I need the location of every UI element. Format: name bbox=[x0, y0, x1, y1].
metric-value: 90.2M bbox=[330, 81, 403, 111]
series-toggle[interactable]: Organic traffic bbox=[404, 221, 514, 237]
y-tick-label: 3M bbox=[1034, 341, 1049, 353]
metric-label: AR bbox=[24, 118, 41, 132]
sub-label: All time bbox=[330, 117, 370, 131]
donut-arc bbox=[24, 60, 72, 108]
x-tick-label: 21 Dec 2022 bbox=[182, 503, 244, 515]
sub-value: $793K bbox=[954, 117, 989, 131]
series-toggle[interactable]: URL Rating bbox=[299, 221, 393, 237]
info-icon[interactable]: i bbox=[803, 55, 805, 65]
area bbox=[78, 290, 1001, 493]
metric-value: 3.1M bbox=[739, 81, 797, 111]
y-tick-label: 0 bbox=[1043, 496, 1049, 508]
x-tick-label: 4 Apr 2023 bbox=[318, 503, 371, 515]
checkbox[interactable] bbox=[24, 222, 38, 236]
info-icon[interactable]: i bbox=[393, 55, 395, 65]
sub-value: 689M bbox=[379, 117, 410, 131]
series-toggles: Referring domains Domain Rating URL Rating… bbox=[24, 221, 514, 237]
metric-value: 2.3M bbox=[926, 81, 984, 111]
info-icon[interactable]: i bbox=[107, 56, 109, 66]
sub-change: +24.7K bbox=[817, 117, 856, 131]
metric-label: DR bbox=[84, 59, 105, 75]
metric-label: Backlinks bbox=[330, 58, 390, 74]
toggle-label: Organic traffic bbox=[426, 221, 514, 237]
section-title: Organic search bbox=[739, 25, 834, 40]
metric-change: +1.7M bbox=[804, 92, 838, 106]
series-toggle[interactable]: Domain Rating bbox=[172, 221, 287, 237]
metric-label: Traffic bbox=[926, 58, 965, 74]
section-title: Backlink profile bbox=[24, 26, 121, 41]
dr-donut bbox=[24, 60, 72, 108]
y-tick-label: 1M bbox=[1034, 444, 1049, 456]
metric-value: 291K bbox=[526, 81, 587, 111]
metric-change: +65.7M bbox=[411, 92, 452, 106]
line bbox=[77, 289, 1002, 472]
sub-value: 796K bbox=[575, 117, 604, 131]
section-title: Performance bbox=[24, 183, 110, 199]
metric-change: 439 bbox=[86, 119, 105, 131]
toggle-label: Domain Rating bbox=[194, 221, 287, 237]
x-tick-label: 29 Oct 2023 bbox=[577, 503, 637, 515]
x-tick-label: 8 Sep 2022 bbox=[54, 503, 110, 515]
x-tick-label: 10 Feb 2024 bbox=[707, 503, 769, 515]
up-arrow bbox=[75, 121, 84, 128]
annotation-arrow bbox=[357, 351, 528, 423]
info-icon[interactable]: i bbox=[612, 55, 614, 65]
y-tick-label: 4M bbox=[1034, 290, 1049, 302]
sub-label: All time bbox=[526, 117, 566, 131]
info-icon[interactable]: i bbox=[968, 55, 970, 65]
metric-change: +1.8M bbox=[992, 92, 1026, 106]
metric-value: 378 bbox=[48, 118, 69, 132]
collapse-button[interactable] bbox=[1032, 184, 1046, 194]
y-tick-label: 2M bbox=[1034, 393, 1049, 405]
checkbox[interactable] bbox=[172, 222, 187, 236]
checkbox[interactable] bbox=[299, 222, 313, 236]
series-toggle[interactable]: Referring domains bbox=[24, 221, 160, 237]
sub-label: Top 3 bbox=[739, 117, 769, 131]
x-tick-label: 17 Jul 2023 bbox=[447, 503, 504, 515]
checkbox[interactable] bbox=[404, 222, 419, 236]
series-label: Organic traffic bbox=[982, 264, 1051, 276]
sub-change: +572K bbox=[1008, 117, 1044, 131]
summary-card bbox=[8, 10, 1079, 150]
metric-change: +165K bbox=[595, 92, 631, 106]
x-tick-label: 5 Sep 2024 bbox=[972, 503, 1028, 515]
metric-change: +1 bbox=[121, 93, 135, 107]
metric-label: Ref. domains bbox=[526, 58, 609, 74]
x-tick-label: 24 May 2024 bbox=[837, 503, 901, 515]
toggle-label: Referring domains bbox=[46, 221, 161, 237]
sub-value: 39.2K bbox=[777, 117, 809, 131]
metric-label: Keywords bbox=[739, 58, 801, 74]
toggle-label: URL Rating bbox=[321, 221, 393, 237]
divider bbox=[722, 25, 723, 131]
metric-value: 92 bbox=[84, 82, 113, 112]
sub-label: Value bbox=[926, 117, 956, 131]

■ Written instruction:
Copy every line of the records above word for word, in the same order.

■ Output for this task:
I need the location of every UI element. Format: name bbox=[x0, y0, x1, y1].
metric-value: 90.2M bbox=[330, 81, 403, 111]
series-toggle[interactable]: Organic traffic bbox=[404, 221, 514, 237]
y-tick-label: 3M bbox=[1034, 341, 1049, 353]
metric-label: AR bbox=[24, 118, 41, 132]
sub-label: All time bbox=[330, 117, 370, 131]
donut-arc bbox=[24, 60, 72, 108]
x-tick-label: 21 Dec 2022 bbox=[182, 503, 244, 515]
sub-value: $793K bbox=[954, 117, 989, 131]
series-toggle[interactable]: URL Rating bbox=[299, 221, 393, 237]
info-icon[interactable]: i bbox=[803, 55, 805, 65]
area bbox=[78, 290, 1001, 493]
metric-value: 3.1M bbox=[739, 81, 797, 111]
y-tick-label: 0 bbox=[1043, 496, 1049, 508]
x-tick-label: 4 Apr 2023 bbox=[318, 503, 371, 515]
checkbox[interactable] bbox=[24, 222, 38, 236]
info-icon[interactable]: i bbox=[393, 55, 395, 65]
sub-value: 689M bbox=[379, 117, 410, 131]
series-toggles: Referring domains Domain Rating URL Rating… bbox=[24, 221, 514, 237]
metric-value: 2.3M bbox=[926, 81, 984, 111]
info-icon[interactable]: i bbox=[107, 56, 109, 66]
sub-change: +24.7K bbox=[817, 117, 856, 131]
metric-label: DR bbox=[84, 59, 105, 75]
metric-label: Backlinks bbox=[330, 58, 390, 74]
toggle-label: Organic traffic bbox=[426, 221, 514, 237]
section-title: Organic search bbox=[739, 25, 834, 40]
metric-change: +1.7M bbox=[804, 92, 838, 106]
series-toggle[interactable]: Domain Rating bbox=[172, 221, 287, 237]
metric-label: Traffic bbox=[926, 58, 965, 74]
section-title: Backlink profile bbox=[24, 26, 121, 41]
dr-donut bbox=[24, 60, 72, 108]
y-tick-label: 1M bbox=[1034, 444, 1049, 456]
metric-value: 291K bbox=[526, 81, 587, 111]
metric-change: +65.7M bbox=[411, 92, 452, 106]
line bbox=[77, 289, 1002, 472]
sub-value: 796K bbox=[575, 117, 604, 131]
section-title: Performance bbox=[24, 183, 110, 199]
metric-change: 439 bbox=[86, 119, 105, 131]
toggle-label: Domain Rating bbox=[194, 221, 287, 237]
x-tick-label: 29 Oct 2023 bbox=[577, 503, 637, 515]
x-tick-label: 8 Sep 2022 bbox=[54, 503, 110, 515]
x-tick-label: 10 Feb 2024 bbox=[707, 503, 769, 515]
up-arrow bbox=[75, 121, 84, 128]
annotation-arrow bbox=[357, 351, 528, 423]
info-icon[interactable]: i bbox=[612, 55, 614, 65]
y-tick-label: 4M bbox=[1034, 290, 1049, 302]
sub-label: All time bbox=[526, 117, 566, 131]
info-icon[interactable]: i bbox=[968, 55, 970, 65]
metric-change: +1.8M bbox=[992, 92, 1026, 106]
metric-value: 378 bbox=[48, 118, 69, 132]
collapse-button[interactable] bbox=[1032, 184, 1046, 194]
y-tick-label: 2M bbox=[1034, 393, 1049, 405]
checkbox[interactable] bbox=[172, 222, 187, 236]
checkbox[interactable] bbox=[299, 222, 313, 236]
series-toggle[interactable]: Referring domains bbox=[24, 221, 160, 237]
sub-label: Top 3 bbox=[739, 117, 769, 131]
x-tick-label: 17 Jul 2023 bbox=[447, 503, 504, 515]
checkbox[interactable] bbox=[404, 222, 419, 236]
series-label: Organic traffic bbox=[982, 264, 1051, 276]
sub-change: +572K bbox=[1008, 117, 1044, 131]
summary-card bbox=[8, 10, 1079, 150]
metric-change: +165K bbox=[595, 92, 631, 106]
x-tick-label: 5 Sep 2024 bbox=[972, 503, 1028, 515]
metric-change: +1 bbox=[121, 93, 135, 107]
metric-label: Ref. domains bbox=[526, 58, 609, 74]
x-tick-label: 24 May 2024 bbox=[837, 503, 901, 515]
toggle-label: Referring domains bbox=[46, 221, 161, 237]
sub-value: 39.2K bbox=[777, 117, 809, 131]
metric-label: Keywords bbox=[739, 58, 801, 74]
toggle-label: URL Rating bbox=[321, 221, 393, 237]
divider bbox=[722, 25, 723, 131]
metric-value: 92 bbox=[84, 82, 113, 112]
sub-label: Value bbox=[926, 117, 956, 131]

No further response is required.